- **DIRECTIONS**: Can the data below be set down again exactly, line for line?

Some records
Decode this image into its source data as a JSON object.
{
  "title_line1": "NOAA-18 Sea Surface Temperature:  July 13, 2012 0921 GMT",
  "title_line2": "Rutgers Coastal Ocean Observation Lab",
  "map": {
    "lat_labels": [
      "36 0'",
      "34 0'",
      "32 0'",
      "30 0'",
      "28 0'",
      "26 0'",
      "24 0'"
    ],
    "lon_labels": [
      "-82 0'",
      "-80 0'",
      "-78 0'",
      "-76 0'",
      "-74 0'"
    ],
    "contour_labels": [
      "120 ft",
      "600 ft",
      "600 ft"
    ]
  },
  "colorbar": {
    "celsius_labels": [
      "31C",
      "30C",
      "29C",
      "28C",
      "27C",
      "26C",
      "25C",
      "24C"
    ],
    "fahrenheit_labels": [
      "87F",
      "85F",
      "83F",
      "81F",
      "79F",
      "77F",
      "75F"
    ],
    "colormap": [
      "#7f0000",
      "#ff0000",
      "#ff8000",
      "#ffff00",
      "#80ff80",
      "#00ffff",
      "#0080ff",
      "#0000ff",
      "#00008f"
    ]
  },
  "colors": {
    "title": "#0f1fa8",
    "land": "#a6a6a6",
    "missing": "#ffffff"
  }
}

- **RESPONSE**:
Decode this image into its source data as a JSON object.
{
  "title_line1": "NOAA-18 Sea Surface Temperature:  July 13, 2012 0921 GMT",
  "title_line2": "Rutgers Coastal Ocean Observation Lab",
  "map": {
    "lat_labels": [
      "36 0'",
      "34 0'",
      "32 0'",
      "30 0'",
      "28 0'",
      "26 0'",
      "24 0'"
    ],
    "lon_labels": [
      "-82 0'",
      "-80 0'",
      "-78 0'",
      "-76 0'",
      "-74 0'"
    ],
    "contour_labels": [
      "120 ft",
      "600 ft",
      "600 ft"
    ]
  },
  "colorbar": {
    "celsius_labels": [
      "31C",
      "30C",
      "29C",
      "28C",
      "27C",
      "26C",
      "25C",
      "24C"
    ],
    "fahrenheit_labels": [
      "87F",
      "85F",
      "83F",
      "81F",
      "79F",
      "77F",
      "75F"
    ],
    "colormap": [
      "#7f0000",
      "#ff0000",
      "#ff8000",
      "#ffff00",
      "#80ff80",
      "#00ffff",
      "#0080ff",
      "#0000ff",
      "#00008f"
    ]
  },
  "colors": {
    "title": "#0f1fa8",
    "land": "#a6a6a6",
    "missing": "#ffffff"
  }
}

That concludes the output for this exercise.